--- Exercise aim ---
Below are the records; collect from them each line containing the string "Passengers".

* begin Stored rows *

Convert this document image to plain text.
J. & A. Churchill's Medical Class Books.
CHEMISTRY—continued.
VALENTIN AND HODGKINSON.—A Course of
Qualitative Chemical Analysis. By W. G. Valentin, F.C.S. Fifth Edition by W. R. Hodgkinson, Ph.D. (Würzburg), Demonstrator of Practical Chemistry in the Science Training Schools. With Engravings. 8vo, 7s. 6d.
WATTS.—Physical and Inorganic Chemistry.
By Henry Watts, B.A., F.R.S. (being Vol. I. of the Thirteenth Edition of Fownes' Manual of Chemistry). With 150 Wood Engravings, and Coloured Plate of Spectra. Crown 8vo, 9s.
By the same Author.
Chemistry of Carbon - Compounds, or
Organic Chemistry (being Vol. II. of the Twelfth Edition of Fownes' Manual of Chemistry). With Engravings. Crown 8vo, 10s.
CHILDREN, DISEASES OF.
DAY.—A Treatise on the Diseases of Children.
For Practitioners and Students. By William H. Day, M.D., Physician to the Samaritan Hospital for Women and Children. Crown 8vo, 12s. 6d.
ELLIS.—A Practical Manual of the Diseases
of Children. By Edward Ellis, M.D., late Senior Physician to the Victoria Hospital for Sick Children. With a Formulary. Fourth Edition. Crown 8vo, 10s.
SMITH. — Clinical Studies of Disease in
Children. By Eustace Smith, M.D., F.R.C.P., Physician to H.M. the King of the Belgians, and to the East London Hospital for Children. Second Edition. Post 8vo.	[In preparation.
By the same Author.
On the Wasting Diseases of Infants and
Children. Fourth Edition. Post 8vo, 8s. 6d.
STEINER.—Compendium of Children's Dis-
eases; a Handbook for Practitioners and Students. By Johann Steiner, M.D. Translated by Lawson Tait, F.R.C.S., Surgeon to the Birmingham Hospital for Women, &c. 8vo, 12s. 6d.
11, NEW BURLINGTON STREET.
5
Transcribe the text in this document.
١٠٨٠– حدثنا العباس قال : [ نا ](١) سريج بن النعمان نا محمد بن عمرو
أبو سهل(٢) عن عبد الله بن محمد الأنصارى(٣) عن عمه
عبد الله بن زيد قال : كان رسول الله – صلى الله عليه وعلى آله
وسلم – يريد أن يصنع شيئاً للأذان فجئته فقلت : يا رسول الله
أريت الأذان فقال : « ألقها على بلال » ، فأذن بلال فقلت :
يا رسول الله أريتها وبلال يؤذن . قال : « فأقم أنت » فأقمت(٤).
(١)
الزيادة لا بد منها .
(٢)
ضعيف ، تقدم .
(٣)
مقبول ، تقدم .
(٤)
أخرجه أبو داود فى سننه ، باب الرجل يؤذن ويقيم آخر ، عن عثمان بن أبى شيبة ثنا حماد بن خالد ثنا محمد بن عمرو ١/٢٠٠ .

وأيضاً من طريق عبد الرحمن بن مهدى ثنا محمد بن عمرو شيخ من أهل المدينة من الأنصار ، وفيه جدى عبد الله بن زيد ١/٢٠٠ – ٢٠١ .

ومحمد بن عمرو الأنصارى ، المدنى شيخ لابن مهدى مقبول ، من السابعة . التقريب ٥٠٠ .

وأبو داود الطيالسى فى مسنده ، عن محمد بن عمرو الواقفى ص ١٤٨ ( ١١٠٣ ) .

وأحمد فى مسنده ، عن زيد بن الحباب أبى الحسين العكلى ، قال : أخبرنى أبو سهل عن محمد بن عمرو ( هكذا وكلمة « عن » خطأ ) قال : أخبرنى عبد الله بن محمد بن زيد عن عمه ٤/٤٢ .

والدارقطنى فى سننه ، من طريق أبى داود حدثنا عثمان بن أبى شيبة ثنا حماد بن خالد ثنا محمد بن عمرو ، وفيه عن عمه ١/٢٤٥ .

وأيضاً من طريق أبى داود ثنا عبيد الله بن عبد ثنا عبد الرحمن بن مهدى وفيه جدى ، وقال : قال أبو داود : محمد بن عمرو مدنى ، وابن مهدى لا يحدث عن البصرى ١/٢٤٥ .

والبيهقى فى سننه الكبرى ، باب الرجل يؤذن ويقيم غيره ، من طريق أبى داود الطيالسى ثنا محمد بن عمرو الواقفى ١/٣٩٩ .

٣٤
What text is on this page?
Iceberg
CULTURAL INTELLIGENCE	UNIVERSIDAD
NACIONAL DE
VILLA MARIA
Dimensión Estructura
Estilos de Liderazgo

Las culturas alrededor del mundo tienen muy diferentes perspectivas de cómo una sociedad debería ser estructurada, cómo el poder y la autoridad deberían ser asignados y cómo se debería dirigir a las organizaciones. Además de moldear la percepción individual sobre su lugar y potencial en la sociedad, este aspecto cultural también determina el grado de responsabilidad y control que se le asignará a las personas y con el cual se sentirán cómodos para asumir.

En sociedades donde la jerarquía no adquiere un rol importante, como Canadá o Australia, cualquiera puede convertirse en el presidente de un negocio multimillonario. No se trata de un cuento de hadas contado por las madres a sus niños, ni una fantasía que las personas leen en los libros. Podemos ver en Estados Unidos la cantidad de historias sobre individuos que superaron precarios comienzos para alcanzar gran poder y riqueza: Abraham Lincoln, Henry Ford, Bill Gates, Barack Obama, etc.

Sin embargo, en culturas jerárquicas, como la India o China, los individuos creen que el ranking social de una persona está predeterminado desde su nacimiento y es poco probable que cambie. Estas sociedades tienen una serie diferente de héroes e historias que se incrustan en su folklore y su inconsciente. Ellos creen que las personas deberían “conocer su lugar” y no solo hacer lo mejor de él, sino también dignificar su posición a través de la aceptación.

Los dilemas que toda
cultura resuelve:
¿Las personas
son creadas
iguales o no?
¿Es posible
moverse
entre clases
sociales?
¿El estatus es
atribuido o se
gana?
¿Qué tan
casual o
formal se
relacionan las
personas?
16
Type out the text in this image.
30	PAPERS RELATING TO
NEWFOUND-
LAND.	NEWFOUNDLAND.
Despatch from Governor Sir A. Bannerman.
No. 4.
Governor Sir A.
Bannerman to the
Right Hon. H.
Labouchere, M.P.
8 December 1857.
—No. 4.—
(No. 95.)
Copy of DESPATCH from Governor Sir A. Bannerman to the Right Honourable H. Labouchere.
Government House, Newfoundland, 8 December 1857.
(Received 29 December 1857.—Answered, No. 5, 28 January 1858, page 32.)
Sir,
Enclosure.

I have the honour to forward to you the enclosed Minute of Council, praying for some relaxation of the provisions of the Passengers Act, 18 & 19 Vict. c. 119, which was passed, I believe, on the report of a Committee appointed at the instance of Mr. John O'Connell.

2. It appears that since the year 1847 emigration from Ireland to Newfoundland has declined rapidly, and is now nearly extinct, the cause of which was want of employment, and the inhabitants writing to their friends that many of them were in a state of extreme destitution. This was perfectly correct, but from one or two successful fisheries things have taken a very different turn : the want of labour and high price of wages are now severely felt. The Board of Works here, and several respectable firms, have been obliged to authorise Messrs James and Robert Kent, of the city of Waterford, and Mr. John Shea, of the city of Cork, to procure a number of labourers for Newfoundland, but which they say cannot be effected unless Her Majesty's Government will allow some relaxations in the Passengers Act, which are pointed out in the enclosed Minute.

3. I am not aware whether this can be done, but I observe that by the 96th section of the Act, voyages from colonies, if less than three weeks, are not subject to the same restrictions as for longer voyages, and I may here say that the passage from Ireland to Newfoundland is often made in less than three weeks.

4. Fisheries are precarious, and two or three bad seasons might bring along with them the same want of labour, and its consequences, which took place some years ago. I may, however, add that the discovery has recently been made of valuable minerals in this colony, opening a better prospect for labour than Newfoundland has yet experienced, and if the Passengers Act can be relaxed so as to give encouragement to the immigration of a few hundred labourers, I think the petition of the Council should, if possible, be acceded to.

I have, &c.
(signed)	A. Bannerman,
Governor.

* end Stored rows *

--- Output for this task ---
I have the honour to forward to you the enclosed Minute of Council, praying for some relaxation of the provisions of the Passengers Act, 18 & 19 Vict. c. 119, which was passed, I believe, on the report of a Committee appointed at the instance of Mr. John O'Connell.
2. It appears that since the year 1847 emigration from Ireland to Newfoundland has declined rapidly, and is now nearly extinct, the cause of which was want of employment, and the inhabitants writing to their friends that many of them were in a state of extreme destitution. This was perfectly correct, but from one or two successful fisheries things have taken a very different turn : the want of labour and high price of wages are now severely felt. The Board of Works here, and several respectable firms, have been obliged to authorise Messrs James and Robert Kent, of the city of Waterford, and Mr. John Shea, of the city of Cork, to procure a number of labourers for Newfoundland, but which they say cannot be effected unless Her Majesty's Government will allow some relaxations in the Passengers Act, which are pointed out in the enclosed Minute.
4. Fisheries are precarious, and two or three bad seasons might bring along with them the same want of labour, and its consequences, which took place some years ago. I may, however, add that the discovery has recently been made of valuable minerals in this colony, opening a better prospect for labour than Newfoundland has yet experienced, and if the Passengers Act can be relaxed so as to give encouragement to the immigration of a few hundred labourers, I think the petition of the Council should, if possible, be acceded to.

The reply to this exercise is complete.